Restate the data below word for word. Skip any images it contains.
──────── DATA FOR THIS EXERCISE ────────
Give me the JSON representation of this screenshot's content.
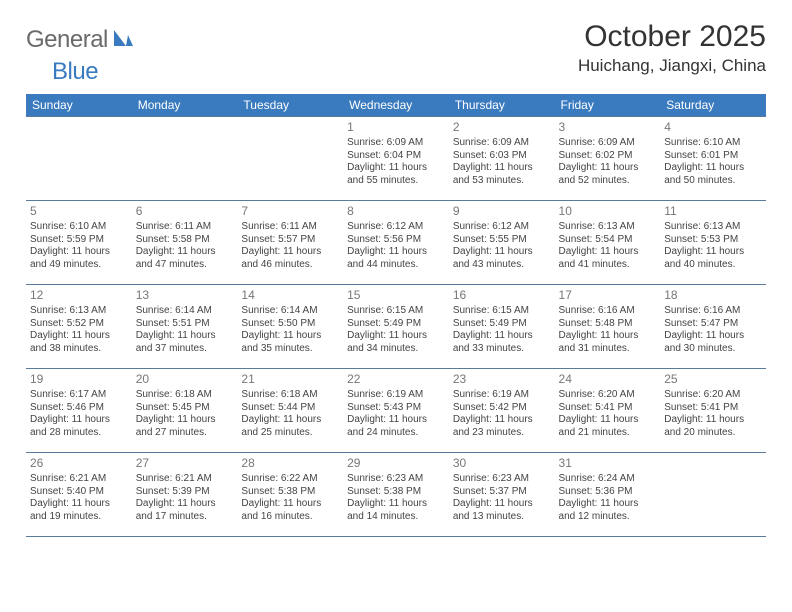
{
  "logo": {
    "text1": "General",
    "text2": "Blue"
  },
  "title": "October 2025",
  "location": "Huichang, Jiangxi, China",
  "colors": {
    "header_bg": "#3a7bbf",
    "header_text": "#ffffff",
    "border": "#5a7a9a",
    "logo_gray": "#6a6a6a",
    "logo_blue": "#3a7bbf",
    "daynum": "#777777",
    "body_text": "#444444"
  },
  "dayHeaders": [
    "Sunday",
    "Monday",
    "Tuesday",
    "Wednesday",
    "Thursday",
    "Friday",
    "Saturday"
  ],
  "weeks": [
    [
      null,
      null,
      null,
      {
        "n": "1",
        "sr": "Sunrise: 6:09 AM",
        "ss": "Sunset: 6:04 PM",
        "dl": "Daylight: 11 hours and 55 minutes."
      },
      {
        "n": "2",
        "sr": "Sunrise: 6:09 AM",
        "ss": "Sunset: 6:03 PM",
        "dl": "Daylight: 11 hours and 53 minutes."
      },
      {
        "n": "3",
        "sr": "Sunrise: 6:09 AM",
        "ss": "Sunset: 6:02 PM",
        "dl": "Daylight: 11 hours and 52 minutes."
      },
      {
        "n": "4",
        "sr": "Sunrise: 6:10 AM",
        "ss": "Sunset: 6:01 PM",
        "dl": "Daylight: 11 hours and 50 minutes."
      }
    ],
    [
      {
        "n": "5",
        "sr": "Sunrise: 6:10 AM",
        "ss": "Sunset: 5:59 PM",
        "dl": "Daylight: 11 hours and 49 minutes."
      },
      {
        "n": "6",
        "sr": "Sunrise: 6:11 AM",
        "ss": "Sunset: 5:58 PM",
        "dl": "Daylight: 11 hours and 47 minutes."
      },
      {
        "n": "7",
        "sr": "Sunrise: 6:11 AM",
        "ss": "Sunset: 5:57 PM",
        "dl": "Daylight: 11 hours and 46 minutes."
      },
      {
        "n": "8",
        "sr": "Sunrise: 6:12 AM",
        "ss": "Sunset: 5:56 PM",
        "dl": "Daylight: 11 hours and 44 minutes."
      },
      {
        "n": "9",
        "sr": "Sunrise: 6:12 AM",
        "ss": "Sunset: 5:55 PM",
        "dl": "Daylight: 11 hours and 43 minutes."
      },
      {
        "n": "10",
        "sr": "Sunrise: 6:13 AM",
        "ss": "Sunset: 5:54 PM",
        "dl": "Daylight: 11 hours and 41 minutes."
      },
      {
        "n": "11",
        "sr": "Sunrise: 6:13 AM",
        "ss": "Sunset: 5:53 PM",
        "dl": "Daylight: 11 hours and 40 minutes."
      }
    ],
    [
      {
        "n": "12",
        "sr": "Sunrise: 6:13 AM",
        "ss": "Sunset: 5:52 PM",
        "dl": "Daylight: 11 hours and 38 minutes."
      },
      {
        "n": "13",
        "sr": "Sunrise: 6:14 AM",
        "ss": "Sunset: 5:51 PM",
        "dl": "Daylight: 11 hours and 37 minutes."
      },
      {
        "n": "14",
        "sr": "Sunrise: 6:14 AM",
        "ss": "Sunset: 5:50 PM",
        "dl": "Daylight: 11 hours and 35 minutes."
      },
      {
        "n": "15",
        "sr": "Sunrise: 6:15 AM",
        "ss": "Sunset: 5:49 PM",
        "dl": "Daylight: 11 hours and 34 minutes."
      },
      {
        "n": "16",
        "sr": "Sunrise: 6:15 AM",
        "ss": "Sunset: 5:49 PM",
        "dl": "Daylight: 11 hours and 33 minutes."
      },
      {
        "n": "17",
        "sr": "Sunrise: 6:16 AM",
        "ss": "Sunset: 5:48 PM",
        "dl": "Daylight: 11 hours and 31 minutes."
      },
      {
        "n": "18",
        "sr": "Sunrise: 6:16 AM",
        "ss": "Sunset: 5:47 PM",
        "dl": "Daylight: 11 hours and 30 minutes."
      }
    ],
    [
      {
        "n": "19",
        "sr": "Sunrise: 6:17 AM",
        "ss": "Sunset: 5:46 PM",
        "dl": "Daylight: 11 hours and 28 minutes."
      },
      {
        "n": "20",
        "sr": "Sunrise: 6:18 AM",
        "ss": "Sunset: 5:45 PM",
        "dl": "Daylight: 11 hours and 27 minutes."
      },
      {
        "n": "21",
        "sr": "Sunrise: 6:18 AM",
        "ss": "Sunset: 5:44 PM",
        "dl": "Daylight: 11 hours and 25 minutes."
      },
      {
        "n": "22",
        "sr": "Sunrise: 6:19 AM",
        "ss": "Sunset: 5:43 PM",
        "dl": "Daylight: 11 hours and 24 minutes."
      },
      {
        "n": "23",
        "sr": "Sunrise: 6:19 AM",
        "ss": "Sunset: 5:42 PM",
        "dl": "Daylight: 11 hours and 23 minutes."
      },
      {
        "n": "24",
        "sr": "Sunrise: 6:20 AM",
        "ss": "Sunset: 5:41 PM",
        "dl": "Daylight: 11 hours and 21 minutes."
      },
      {
        "n": "25",
        "sr": "Sunrise: 6:20 AM",
        "ss": "Sunset: 5:41 PM",
        "dl": "Daylight: 11 hours and 20 minutes."
      }
    ],
    [
      {
        "n": "26",
        "sr": "Sunrise: 6:21 AM",
        "ss": "Sunset: 5:40 PM",
        "dl": "Daylight: 11 hours and 19 minutes."
      },
      {
        "n": "27",
        "sr": "Sunrise: 6:21 AM",
        "ss": "Sunset: 5:39 PM",
        "dl": "Daylight: 11 hours and 17 minutes."
      },
      {
        "n": "28",
        "sr": "Sunrise: 6:22 AM",
        "ss": "Sunset: 5:38 PM",
        "dl": "Daylight: 11 hours and 16 minutes."
      },
      {
        "n": "29",
        "sr": "Sunrise: 6:23 AM",
        "ss": "Sunset: 5:38 PM",
        "dl": "Daylight: 11 hours and 14 minutes."
      },
      {
        "n": "30",
        "sr": "Sunrise: 6:23 AM",
        "ss": "Sunset: 5:37 PM",
        "dl": "Daylight: 11 hours and 13 minutes."
      },
      {
        "n": "31",
        "sr": "Sunrise: 6:24 AM",
        "ss": "Sunset: 5:36 PM",
        "dl": "Daylight: 11 hours and 12 minutes."
      },
      null
    ]
  ]
}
────────
* [EXERCISE SOLUTION]
Give me the JSON representation of this screenshot's content.
{
  "logo": {
    "text1": "General",
    "text2": "Blue"
  },
  "title": "October 2025",
  "location": "Huichang, Jiangxi, China",
  "colors": {
    "header_bg": "#3a7bbf",
    "header_text": "#ffffff",
    "border": "#5a7a9a",
    "logo_gray": "#6a6a6a",
    "logo_blue": "#3a7bbf",
    "daynum": "#777777",
    "body_text": "#444444"
  },
  "dayHeaders": [
    "Sunday",
    "Monday",
    "Tuesday",
    "Wednesday",
    "Thursday",
    "Friday",
    "Saturday"
  ],
  "weeks": [
    [
      null,
      null,
      null,
      {
        "n": "1",
        "sr": "Sunrise: 6:09 AM",
        "ss": "Sunset: 6:04 PM",
        "dl": "Daylight: 11 hours and 55 minutes."
      },
      {
        "n": "2",
        "sr": "Sunrise: 6:09 AM",
        "ss": "Sunset: 6:03 PM",
        "dl": "Daylight: 11 hours and 53 minutes."
      },
      {
        "n": "3",
        "sr": "Sunrise: 6:09 AM",
        "ss": "Sunset: 6:02 PM",
        "dl": "Daylight: 11 hours and 52 minutes."
      },
      {
        "n": "4",
        "sr": "Sunrise: 6:10 AM",
        "ss": "Sunset: 6:01 PM",
        "dl": "Daylight: 11 hours and 50 minutes."
      }
    ],
    [
      {
        "n": "5",
        "sr": "Sunrise: 6:10 AM",
        "ss": "Sunset: 5:59 PM",
        "dl": "Daylight: 11 hours and 49 minutes."
      },
      {
        "n": "6",
        "sr": "Sunrise: 6:11 AM",
        "ss": "Sunset: 5:58 PM",
        "dl": "Daylight: 11 hours and 47 minutes."
      },
      {
        "n": "7",
        "sr": "Sunrise: 6:11 AM",
        "ss": "Sunset: 5:57 PM",
        "dl": "Daylight: 11 hours and 46 minutes."
      },
      {
        "n": "8",
        "sr": "Sunrise: 6:12 AM",
        "ss": "Sunset: 5:56 PM",
        "dl": "Daylight: 11 hours and 44 minutes."
      },
      {
        "n": "9",
        "sr": "Sunrise: 6:12 AM",
        "ss": "Sunset: 5:55 PM",
        "dl": "Daylight: 11 hours and 43 minutes."
      },
      {
        "n": "10",
        "sr": "Sunrise: 6:13 AM",
        "ss": "Sunset: 5:54 PM",
        "dl": "Daylight: 11 hours and 41 minutes."
      },
      {
        "n": "11",
        "sr": "Sunrise: 6:13 AM",
        "ss": "Sunset: 5:53 PM",
        "dl": "Daylight: 11 hours and 40 minutes."
      }
    ],
    [
      {
        "n": "12",
        "sr": "Sunrise: 6:13 AM",
        "ss": "Sunset: 5:52 PM",
        "dl": "Daylight: 11 hours and 38 minutes."
      },
      {
        "n": "13",
        "sr": "Sunrise: 6:14 AM",
        "ss": "Sunset: 5:51 PM",
        "dl": "Daylight: 11 hours and 37 minutes."
      },
      {
        "n": "14",
        "sr": "Sunrise: 6:14 AM",
        "ss": "Sunset: 5:50 PM",
        "dl": "Daylight: 11 hours and 35 minutes."
      },
      {
        "n": "15",
        "sr": "Sunrise: 6:15 AM",
        "ss": "Sunset: 5:49 PM",
        "dl": "Daylight: 11 hours and 34 minutes."
      },
      {
        "n": "16",
        "sr": "Sunrise: 6:15 AM",
        "ss": "Sunset: 5:49 PM",
        "dl": "Daylight: 11 hours and 33 minutes."
      },
      {
        "n": "17",
        "sr": "Sunrise: 6:16 AM",
        "ss": "Sunset: 5:48 PM",
        "dl": "Daylight: 11 hours and 31 minutes."
      },
      {
        "n": "18",
        "sr": "Sunrise: 6:16 AM",
        "ss": "Sunset: 5:47 PM",
        "dl": "Daylight: 11 hours and 30 minutes."
      }
    ],
    [
      {
        "n": "19",
        "sr": "Sunrise: 6:17 AM",
        "ss": "Sunset: 5:46 PM",
        "dl": "Daylight: 11 hours and 28 minutes."
      },
      {
        "n": "20",
        "sr": "Sunrise: 6:18 AM",
        "ss": "Sunset: 5:45 PM",
        "dl": "Daylight: 11 hours and 27 minutes."
      },
      {
        "n": "21",
        "sr": "Sunrise: 6:18 AM",
        "ss": "Sunset: 5:44 PM",
        "dl": "Daylight: 11 hours and 25 minutes."
      },
      {
        "n": "22",
        "sr": "Sunrise: 6:19 AM",
        "ss": "Sunset: 5:43 PM",
        "dl": "Daylight: 11 hours and 24 minutes."
      },
      {
        "n": "23",
        "sr": "Sunrise: 6:19 AM",
        "ss": "Sunset: 5:42 PM",
        "dl": "Daylight: 11 hours and 23 minutes."
      },
      {
        "n": "24",
        "sr": "Sunrise: 6:20 AM",
        "ss": "Sunset: 5:41 PM",
        "dl": "Daylight: 11 hours and 21 minutes."
      },
      {
        "n": "25",
        "sr": "Sunrise: 6:20 AM",
        "ss": "Sunset: 5:41 PM",
        "dl": "Daylight: 11 hours and 20 minutes."
      }
    ],
    [
      {
        "n": "26",
        "sr": "Sunrise: 6:21 AM",
        "ss": "Sunset: 5:40 PM",
        "dl": "Daylight: 11 hours and 19 minutes."
      },
      {
        "n": "27",
        "sr": "Sunrise: 6:21 AM",
        "ss": "Sunset: 5:39 PM",
        "dl": "Daylight: 11 hours and 17 minutes."
      },
      {
        "n": "28",
        "sr": "Sunrise: 6:22 AM",
        "ss": "Sunset: 5:38 PM",
        "dl": "Daylight: 11 hours and 16 minutes."
      },
      {
        "n": "29",
        "sr": "Sunrise: 6:23 AM",
        "ss": "Sunset: 5:38 PM",
        "dl": "Daylight: 11 hours and 14 minutes."
      },
      {
        "n": "30",
        "sr": "Sunrise: 6:23 AM",
        "ss": "Sunset: 5:37 PM",
        "dl": "Daylight: 11 hours and 13 minutes."
      },
      {
        "n": "31",
        "sr": "Sunrise: 6:24 AM",
        "ss": "Sunset: 5:36 PM",
        "dl": "Daylight: 11 hours and 12 minutes."
      },
      null
    ]
  ]
}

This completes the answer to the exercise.